EXERCISE TASK - Rewrite every line of the items below, swapping "text-line" for "line-of-text" wherever it occurs and changing nothing else. Leave the pictures out of your answer.

# start of SUPPLIED ENTRIES

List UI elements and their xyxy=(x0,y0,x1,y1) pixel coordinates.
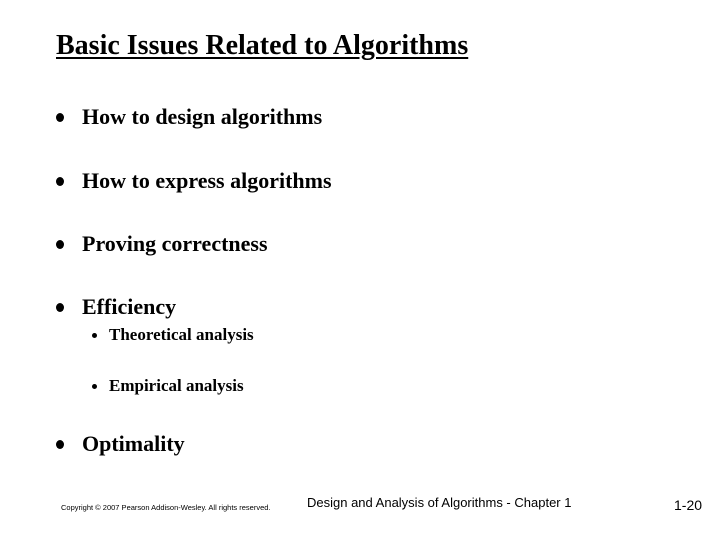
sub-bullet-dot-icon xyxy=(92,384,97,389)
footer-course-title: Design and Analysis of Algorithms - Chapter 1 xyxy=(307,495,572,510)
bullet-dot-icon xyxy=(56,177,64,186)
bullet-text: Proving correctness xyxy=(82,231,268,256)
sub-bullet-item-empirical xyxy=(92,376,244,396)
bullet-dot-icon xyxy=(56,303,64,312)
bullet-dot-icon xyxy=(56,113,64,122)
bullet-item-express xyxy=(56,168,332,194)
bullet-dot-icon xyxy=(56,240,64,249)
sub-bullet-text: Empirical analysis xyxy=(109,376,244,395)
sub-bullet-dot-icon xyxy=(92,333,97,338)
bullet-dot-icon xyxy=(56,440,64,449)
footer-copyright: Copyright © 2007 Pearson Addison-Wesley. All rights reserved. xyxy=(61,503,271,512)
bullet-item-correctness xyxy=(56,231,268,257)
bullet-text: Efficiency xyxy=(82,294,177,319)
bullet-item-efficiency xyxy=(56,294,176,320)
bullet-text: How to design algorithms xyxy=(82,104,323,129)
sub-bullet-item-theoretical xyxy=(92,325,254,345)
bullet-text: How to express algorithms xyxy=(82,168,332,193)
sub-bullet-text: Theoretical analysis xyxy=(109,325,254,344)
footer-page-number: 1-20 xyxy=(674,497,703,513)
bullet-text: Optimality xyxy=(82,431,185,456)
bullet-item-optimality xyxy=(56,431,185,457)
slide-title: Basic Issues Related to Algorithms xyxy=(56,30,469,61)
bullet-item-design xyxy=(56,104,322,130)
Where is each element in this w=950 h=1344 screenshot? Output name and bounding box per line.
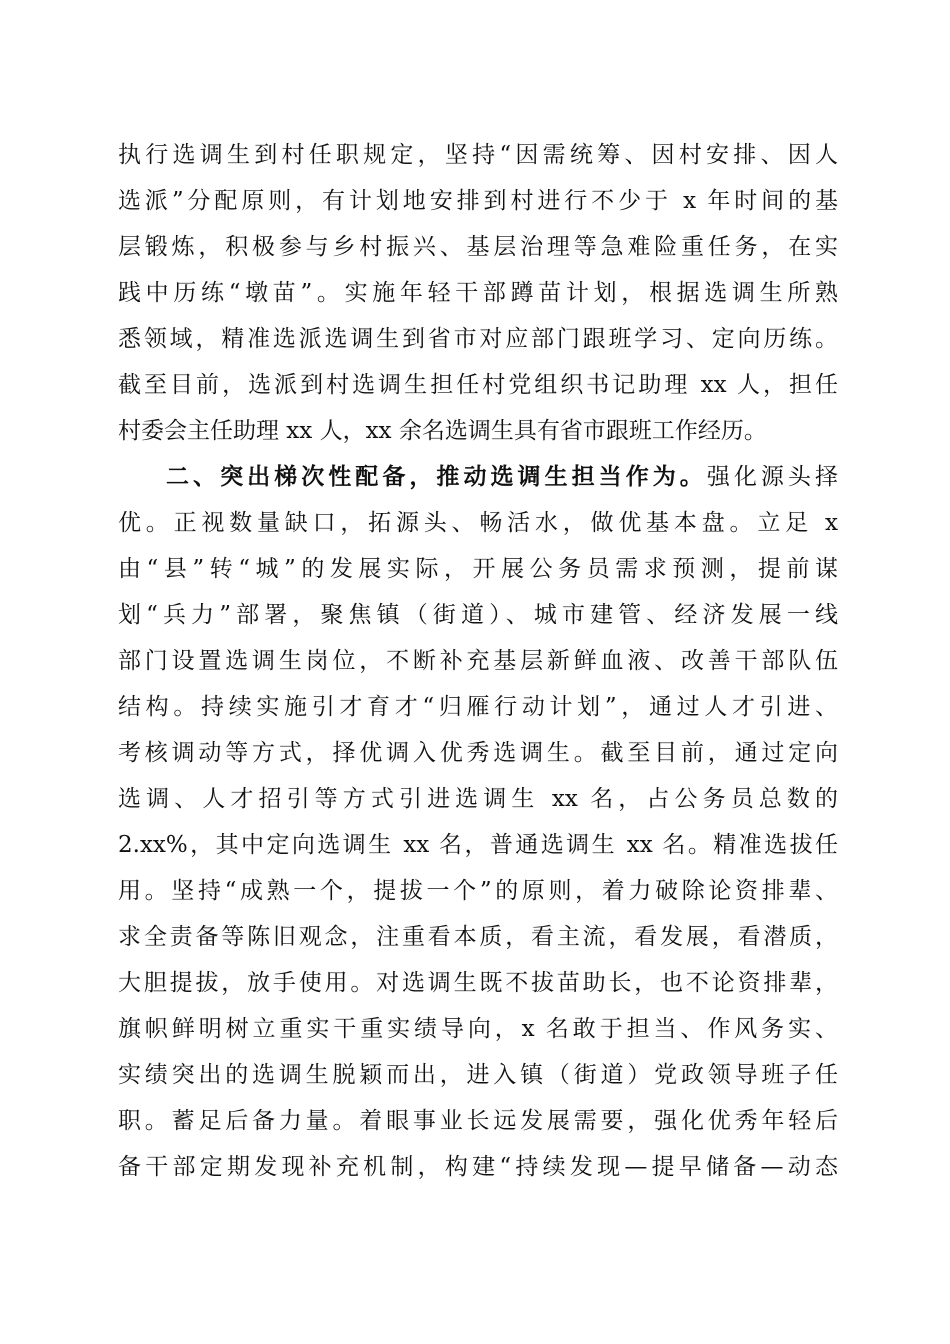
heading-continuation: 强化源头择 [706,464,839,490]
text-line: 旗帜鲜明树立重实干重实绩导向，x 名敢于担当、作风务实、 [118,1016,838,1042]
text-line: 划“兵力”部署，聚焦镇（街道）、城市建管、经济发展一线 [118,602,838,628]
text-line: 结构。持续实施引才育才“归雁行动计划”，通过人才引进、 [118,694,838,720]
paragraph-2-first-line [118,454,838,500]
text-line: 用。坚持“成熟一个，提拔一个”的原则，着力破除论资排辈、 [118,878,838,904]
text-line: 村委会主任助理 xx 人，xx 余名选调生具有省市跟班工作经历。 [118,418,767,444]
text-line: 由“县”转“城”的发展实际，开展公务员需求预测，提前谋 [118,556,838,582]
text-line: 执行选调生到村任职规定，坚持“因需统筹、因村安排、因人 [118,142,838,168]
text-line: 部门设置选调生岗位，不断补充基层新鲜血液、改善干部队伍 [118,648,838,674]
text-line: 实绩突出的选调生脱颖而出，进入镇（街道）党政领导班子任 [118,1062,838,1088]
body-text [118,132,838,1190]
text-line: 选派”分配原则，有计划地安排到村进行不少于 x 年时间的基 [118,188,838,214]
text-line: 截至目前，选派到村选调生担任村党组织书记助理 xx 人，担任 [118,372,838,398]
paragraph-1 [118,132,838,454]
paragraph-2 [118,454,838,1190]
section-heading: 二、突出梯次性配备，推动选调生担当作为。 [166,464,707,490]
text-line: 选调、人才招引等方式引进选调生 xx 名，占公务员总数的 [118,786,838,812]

# end of SUPPLIED ENTRIES

EXERCISE RESULT -
List UI elements and their xyxy=(x0,y0,x1,y1) pixel coordinates.
sub-bullet-dot-icon xyxy=(92,384,97,389)
footer-course-title: Design and Analysis of Algorithms - Chapter 1 xyxy=(307,495,572,510)
bullet-dot-icon xyxy=(56,177,64,186)
bullet-text: Proving correctness xyxy=(82,231,268,256)
sub-bullet-item-empirical xyxy=(92,376,244,396)
bullet-dot-icon xyxy=(56,303,64,312)
bullet-dot-icon xyxy=(56,113,64,122)
bullet-item-express xyxy=(56,168,332,194)
bullet-dot-icon xyxy=(56,240,64,249)
sub-bullet-text: Empirical analysis xyxy=(109,376,244,395)
sub-bullet-dot-icon xyxy=(92,333,97,338)
bullet-dot-icon xyxy=(56,440,64,449)
footer-copyright: Copyright © 2007 Pearson Addison-Wesley. All rights reserved. xyxy=(61,503,271,512)
bullet-item-correctness xyxy=(56,231,268,257)
bullet-text: Efficiency xyxy=(82,294,177,319)
bullet-item-efficiency xyxy=(56,294,176,320)
bullet-text: How to design algorithms xyxy=(82,104,323,129)
sub-bullet-item-theoretical xyxy=(92,325,254,345)
bullet-text: How to express algorithms xyxy=(82,168,332,193)
sub-bullet-text: Theoretical analysis xyxy=(109,325,254,344)
footer-page-number: 1-20 xyxy=(674,497,703,513)
bullet-text: Optimality xyxy=(82,431,185,456)
bullet-item-optimality xyxy=(56,431,185,457)
slide-title: Basic Issues Related to Algorithms xyxy=(56,30,469,61)
bullet-item-design xyxy=(56,104,322,130)
Where is each element in this w=950 h=1344 screenshot? Output name and bounding box per line.
heading-continuation: 强化源头择 [706,464,839,490]
line-of-text: 旗帜鲜明树立重实干重实绩导向，x 名敢于担当、作风务实、 [118,1016,838,1042]
line-of-text: 划“兵力”部署，聚焦镇（街道）、城市建管、经济发展一线 [118,602,838,628]
line-of-text: 结构。持续实施引才育才“归雁行动计划”，通过人才引进、 [118,694,838,720]
paragraph-2-first-line [118,454,838,500]
line-of-text: 用。坚持“成熟一个，提拔一个”的原则，着力破除论资排辈、 [118,878,838,904]
line-of-text: 村委会主任助理 xx 人，xx 余名选调生具有省市跟班工作经历。 [118,418,767,444]
line-of-text: 由“县”转“城”的发展实际，开展公务员需求预测，提前谋 [118,556,838,582]
line-of-text: 执行选调生到村任职规定，坚持“因需统筹、因村安排、因人 [118,142,838,168]
line-of-text: 部门设置选调生岗位，不断补充基层新鲜血液、改善干部队伍 [118,648,838,674]
line-of-text: 实绩突出的选调生脱颖而出，进入镇（街道）党政领导班子任 [118,1062,838,1088]
body-text [118,132,838,1190]
line-of-text: 选派”分配原则，有计划地安排到村进行不少于 x 年时间的基 [118,188,838,214]
line-of-text: 截至目前，选派到村选调生担任村党组织书记助理 xx 人，担任 [118,372,838,398]
paragraph-1 [118,132,838,454]
paragraph-2 [118,454,838,1190]
section-heading: 二、突出梯次性配备，推动选调生担当作为。 [166,464,707,490]
line-of-text: 选调、人才招引等方式引进选调生 xx 名，占公务员总数的 [118,786,838,812]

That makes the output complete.